Goal: Would you copy out the whole listing exactly as given?
[START Records shown]
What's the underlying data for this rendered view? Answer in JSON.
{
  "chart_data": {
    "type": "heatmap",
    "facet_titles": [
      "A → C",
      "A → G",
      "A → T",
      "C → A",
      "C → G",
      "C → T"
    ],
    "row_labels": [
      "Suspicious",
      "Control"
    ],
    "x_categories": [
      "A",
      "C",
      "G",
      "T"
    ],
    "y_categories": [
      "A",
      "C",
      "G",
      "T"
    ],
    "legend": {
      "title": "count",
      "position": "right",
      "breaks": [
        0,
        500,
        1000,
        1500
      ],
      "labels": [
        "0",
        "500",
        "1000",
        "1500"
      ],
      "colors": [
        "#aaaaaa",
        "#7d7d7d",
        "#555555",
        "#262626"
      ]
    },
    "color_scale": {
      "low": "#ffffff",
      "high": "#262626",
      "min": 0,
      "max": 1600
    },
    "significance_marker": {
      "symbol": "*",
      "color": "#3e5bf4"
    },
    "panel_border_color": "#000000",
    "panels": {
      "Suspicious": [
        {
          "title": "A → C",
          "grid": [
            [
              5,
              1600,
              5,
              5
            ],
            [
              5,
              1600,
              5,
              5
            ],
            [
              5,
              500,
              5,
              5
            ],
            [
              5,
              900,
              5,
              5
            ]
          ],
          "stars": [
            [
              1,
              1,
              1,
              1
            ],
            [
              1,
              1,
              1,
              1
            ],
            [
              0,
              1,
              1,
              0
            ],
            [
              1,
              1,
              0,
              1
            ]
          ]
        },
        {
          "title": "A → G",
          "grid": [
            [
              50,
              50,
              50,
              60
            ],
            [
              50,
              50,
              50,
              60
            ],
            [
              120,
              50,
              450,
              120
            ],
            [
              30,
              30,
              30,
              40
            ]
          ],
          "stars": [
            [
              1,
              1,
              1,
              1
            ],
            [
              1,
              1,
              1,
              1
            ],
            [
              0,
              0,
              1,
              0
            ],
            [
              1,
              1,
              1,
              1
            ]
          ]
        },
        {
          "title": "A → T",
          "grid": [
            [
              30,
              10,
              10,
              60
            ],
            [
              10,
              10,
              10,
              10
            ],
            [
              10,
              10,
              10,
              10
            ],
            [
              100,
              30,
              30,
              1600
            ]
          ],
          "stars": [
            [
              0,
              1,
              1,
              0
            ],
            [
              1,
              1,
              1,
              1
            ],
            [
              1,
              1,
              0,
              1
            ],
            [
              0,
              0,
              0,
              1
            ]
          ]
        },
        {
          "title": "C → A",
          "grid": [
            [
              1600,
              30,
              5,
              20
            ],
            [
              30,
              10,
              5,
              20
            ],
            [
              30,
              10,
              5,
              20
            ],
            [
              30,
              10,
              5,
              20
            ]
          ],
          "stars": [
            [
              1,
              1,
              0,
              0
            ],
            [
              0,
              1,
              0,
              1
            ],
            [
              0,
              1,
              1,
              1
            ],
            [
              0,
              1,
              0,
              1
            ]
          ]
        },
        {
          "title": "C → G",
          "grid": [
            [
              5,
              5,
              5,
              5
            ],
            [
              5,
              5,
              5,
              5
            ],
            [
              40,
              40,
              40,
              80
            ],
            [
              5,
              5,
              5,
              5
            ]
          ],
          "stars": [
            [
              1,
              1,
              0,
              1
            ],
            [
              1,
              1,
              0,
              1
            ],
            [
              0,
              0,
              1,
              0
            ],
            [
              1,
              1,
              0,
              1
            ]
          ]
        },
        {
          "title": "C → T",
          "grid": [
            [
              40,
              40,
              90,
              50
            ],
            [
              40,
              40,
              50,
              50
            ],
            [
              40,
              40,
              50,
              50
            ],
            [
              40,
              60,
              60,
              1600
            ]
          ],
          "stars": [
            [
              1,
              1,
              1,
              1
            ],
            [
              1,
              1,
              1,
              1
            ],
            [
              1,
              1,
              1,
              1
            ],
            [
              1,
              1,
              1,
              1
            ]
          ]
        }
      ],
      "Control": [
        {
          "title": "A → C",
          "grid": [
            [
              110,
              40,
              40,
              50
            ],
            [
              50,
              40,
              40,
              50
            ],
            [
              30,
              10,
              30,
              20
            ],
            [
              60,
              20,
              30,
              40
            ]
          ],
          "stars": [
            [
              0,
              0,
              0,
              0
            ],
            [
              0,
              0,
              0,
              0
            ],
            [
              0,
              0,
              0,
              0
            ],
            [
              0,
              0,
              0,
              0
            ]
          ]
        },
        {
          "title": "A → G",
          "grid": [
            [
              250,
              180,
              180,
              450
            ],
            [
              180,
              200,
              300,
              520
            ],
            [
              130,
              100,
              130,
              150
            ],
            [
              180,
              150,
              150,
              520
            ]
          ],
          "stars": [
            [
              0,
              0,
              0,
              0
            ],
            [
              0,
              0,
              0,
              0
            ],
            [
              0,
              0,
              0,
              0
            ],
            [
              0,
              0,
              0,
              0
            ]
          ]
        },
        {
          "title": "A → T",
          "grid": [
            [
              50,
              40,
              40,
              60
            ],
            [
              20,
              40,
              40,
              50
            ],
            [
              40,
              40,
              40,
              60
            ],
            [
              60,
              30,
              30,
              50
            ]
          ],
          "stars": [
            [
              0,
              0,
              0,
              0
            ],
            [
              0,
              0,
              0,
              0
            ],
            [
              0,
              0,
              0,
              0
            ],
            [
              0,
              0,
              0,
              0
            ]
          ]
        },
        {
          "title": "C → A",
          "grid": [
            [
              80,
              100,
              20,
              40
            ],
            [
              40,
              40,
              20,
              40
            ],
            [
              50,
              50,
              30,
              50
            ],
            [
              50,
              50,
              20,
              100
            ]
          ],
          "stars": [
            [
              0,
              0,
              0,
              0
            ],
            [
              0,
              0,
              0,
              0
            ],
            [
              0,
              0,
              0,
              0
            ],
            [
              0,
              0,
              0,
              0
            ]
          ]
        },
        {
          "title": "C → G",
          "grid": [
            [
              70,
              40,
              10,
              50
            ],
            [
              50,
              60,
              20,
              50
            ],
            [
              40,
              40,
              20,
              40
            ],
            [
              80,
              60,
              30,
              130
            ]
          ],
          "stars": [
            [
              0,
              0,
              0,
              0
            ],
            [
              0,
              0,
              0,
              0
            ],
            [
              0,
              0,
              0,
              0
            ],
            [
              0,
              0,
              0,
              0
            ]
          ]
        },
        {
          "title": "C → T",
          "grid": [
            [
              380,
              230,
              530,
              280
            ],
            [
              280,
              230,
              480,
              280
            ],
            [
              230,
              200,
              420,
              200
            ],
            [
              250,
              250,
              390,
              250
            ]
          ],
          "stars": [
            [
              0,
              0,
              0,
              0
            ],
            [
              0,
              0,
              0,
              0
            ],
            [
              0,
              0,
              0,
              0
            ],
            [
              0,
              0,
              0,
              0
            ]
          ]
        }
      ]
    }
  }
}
[END Records shown]
Answer:
What's the underlying data for this rendered view? Answer in JSON.
{
  "chart_data": {
    "type": "heatmap",
    "facet_titles": [
      "A → C",
      "A → G",
      "A → T",
      "C → A",
      "C → G",
      "C → T"
    ],
    "row_labels": [
      "Suspicious",
      "Control"
    ],
    "x_categories": [
      "A",
      "C",
      "G",
      "T"
    ],
    "y_categories": [
      "A",
      "C",
      "G",
      "T"
    ],
    "legend": {
      "title": "count",
      "position": "right",
      "breaks": [
        0,
        500,
        1000,
        1500
      ],
      "labels": [
        "0",
        "500",
        "1000",
        "1500"
      ],
      "colors": [
        "#aaaaaa",
        "#7d7d7d",
        "#555555",
        "#262626"
      ]
    },
    "color_scale": {
      "low": "#ffffff",
      "high": "#262626",
      "min": 0,
      "max": 1600
    },
    "significance_marker": {
      "symbol": "*",
      "color": "#3e5bf4"
    },
    "panel_border_color": "#000000",
    "panels": {
      "Suspicious": [
        {
          "title": "A → C",
          "grid": [
            [
              5,
              1600,
              5,
              5
            ],
            [
              5,
              1600,
              5,
              5
            ],
            [
              5,
              500,
              5,
              5
            ],
            [
              5,
              900,
              5,
              5
            ]
          ],
          "stars": [
            [
              1,
              1,
              1,
              1
            ],
            [
              1,
              1,
              1,
              1
            ],
            [
              0,
              1,
              1,
              0
            ],
            [
              1,
              1,
              0,
              1
            ]
          ]
        },
        {
          "title": "A → G",
          "grid": [
            [
              50,
              50,
              50,
              60
            ],
            [
              50,
              50,
              50,
              60
            ],
            [
              120,
              50,
              450,
              120
            ],
            [
              30,
              30,
              30,
              40
            ]
          ],
          "stars": [
            [
              1,
              1,
              1,
              1
            ],
            [
              1,
              1,
              1,
              1
            ],
            [
              0,
              0,
              1,
              0
            ],
            [
              1,
              1,
              1,
              1
            ]
          ]
        },
        {
          "title": "A → T",
          "grid": [
            [
              30,
              10,
              10,
              60
            ],
            [
              10,
              10,
              10,
              10
            ],
            [
              10,
              10,
              10,
              10
            ],
            [
              100,
              30,
              30,
              1600
            ]
          ],
          "stars": [
            [
              0,
              1,
              1,
              0
            ],
            [
              1,
              1,
              1,
              1
            ],
            [
              1,
              1,
              0,
              1
            ],
            [
              0,
              0,
              0,
              1
            ]
          ]
        },
        {
          "title": "C → A",
          "grid": [
            [
              1600,
              30,
              5,
              20
            ],
            [
              30,
              10,
              5,
              20
            ],
            [
              30,
              10,
              5,
              20
            ],
            [
              30,
              10,
              5,
              20
            ]
          ],
          "stars": [
            [
              1,
              1,
              0,
              0
            ],
            [
              0,
              1,
              0,
              1
            ],
            [
              0,
              1,
              1,
              1
            ],
            [
              0,
              1,
              0,
              1
            ]
          ]
        },
        {
          "title": "C → G",
          "grid": [
            [
              5,
              5,
              5,
              5
            ],
            [
              5,
              5,
              5,
              5
            ],
            [
              40,
              40,
              40,
              80
            ],
            [
              5,
              5,
              5,
              5
            ]
          ],
          "stars": [
            [
              1,
              1,
              0,
              1
            ],
            [
              1,
              1,
              0,
              1
            ],
            [
              0,
              0,
              1,
              0
            ],
            [
              1,
              1,
              0,
              1
            ]
          ]
        },
        {
          "title": "C → T",
          "grid": [
            [
              40,
              40,
              90,
              50
            ],
            [
              40,
              40,
              50,
              50
            ],
            [
              40,
              40,
              50,
              50
            ],
            [
              40,
              60,
              60,
              1600
            ]
          ],
          "stars": [
            [
              1,
              1,
              1,
              1
            ],
            [
              1,
              1,
              1,
              1
            ],
            [
              1,
              1,
              1,
              1
            ],
            [
              1,
              1,
              1,
              1
            ]
          ]
        }
      ],
      "Control": [
        {
          "title": "A → C",
          "grid": [
            [
              110,
              40,
              40,
              50
            ],
            [
              50,
              40,
              40,
              50
            ],
            [
              30,
              10,
              30,
              20
            ],
            [
              60,
              20,
              30,
              40
            ]
          ],
          "stars": [
            [
              0,
              0,
              0,
              0
            ],
            [
              0,
              0,
              0,
              0
            ],
            [
              0,
              0,
              0,
              0
            ],
            [
              0,
              0,
              0,
              0
            ]
          ]
        },
        {
          "title": "A → G",
          "grid": [
            [
              250,
              180,
              180,
              450
            ],
            [
              180,
              200,
              300,
              520
            ],
            [
              130,
              100,
              130,
              150
            ],
            [
              180,
              150,
              150,
              520
            ]
          ],
          "stars": [
            [
              0,
              0,
              0,
              0
            ],
            [
              0,
              0,
              0,
              0
            ],
            [
              0,
              0,
              0,
              0
            ],
            [
              0,
              0,
              0,
              0
            ]
          ]
        },
        {
          "title": "A → T",
          "grid": [
            [
              50,
              40,
              40,
              60
            ],
            [
              20,
              40,
              40,
              50
            ],
            [
              40,
              40,
              40,
              60
            ],
            [
              60,
              30,
              30,
              50
            ]
          ],
          "stars": [
            [
              0,
              0,
              0,
              0
            ],
            [
              0,
              0,
              0,
              0
            ],
            [
              0,
              0,
              0,
              0
            ],
            [
              0,
              0,
              0,
              0
            ]
          ]
        },
        {
          "title": "C → A",
          "grid": [
            [
              80,
              100,
              20,
              40
            ],
            [
              40,
              40,
              20,
              40
            ],
            [
              50,
              50,
              30,
              50
            ],
            [
              50,
              50,
              20,
              100
            ]
          ],
          "stars": [
            [
              0,
              0,
              0,
              0
            ],
            [
              0,
              0,
              0,
              0
            ],
            [
              0,
              0,
              0,
              0
            ],
            [
              0,
              0,
              0,
              0
            ]
          ]
        },
        {
          "title": "C → G",
          "grid": [
            [
              70,
              40,
              10,
              50
            ],
            [
              50,
              60,
              20,
              50
            ],
            [
              40,
              40,
              20,
              40
            ],
            [
              80,
              60,
              30,
              130
            ]
          ],
          "stars": [
            [
              0,
              0,
              0,
              0
            ],
            [
              0,
              0,
              0,
              0
            ],
            [
              0,
              0,
              0,
              0
            ],
            [
              0,
              0,
              0,
              0
            ]
          ]
        },
        {
          "title": "C → T",
          "grid": [
            [
              380,
              230,
              530,
              280
            ],
            [
              280,
              230,
              480,
              280
            ],
            [
              230,
              200,
              420,
              200
            ],
            [
              250,
              250,
              390,
              250
            ]
          ],
          "stars": [
            [
              0,
              0,
              0,
              0
            ],
            [
              0,
              0,
              0,
              0
            ],
            [
              0,
              0,
              0,
              0
            ],
            [
              0,
              0,
              0,
              0
            ]
          ]
        }
      ]
    }
  }
}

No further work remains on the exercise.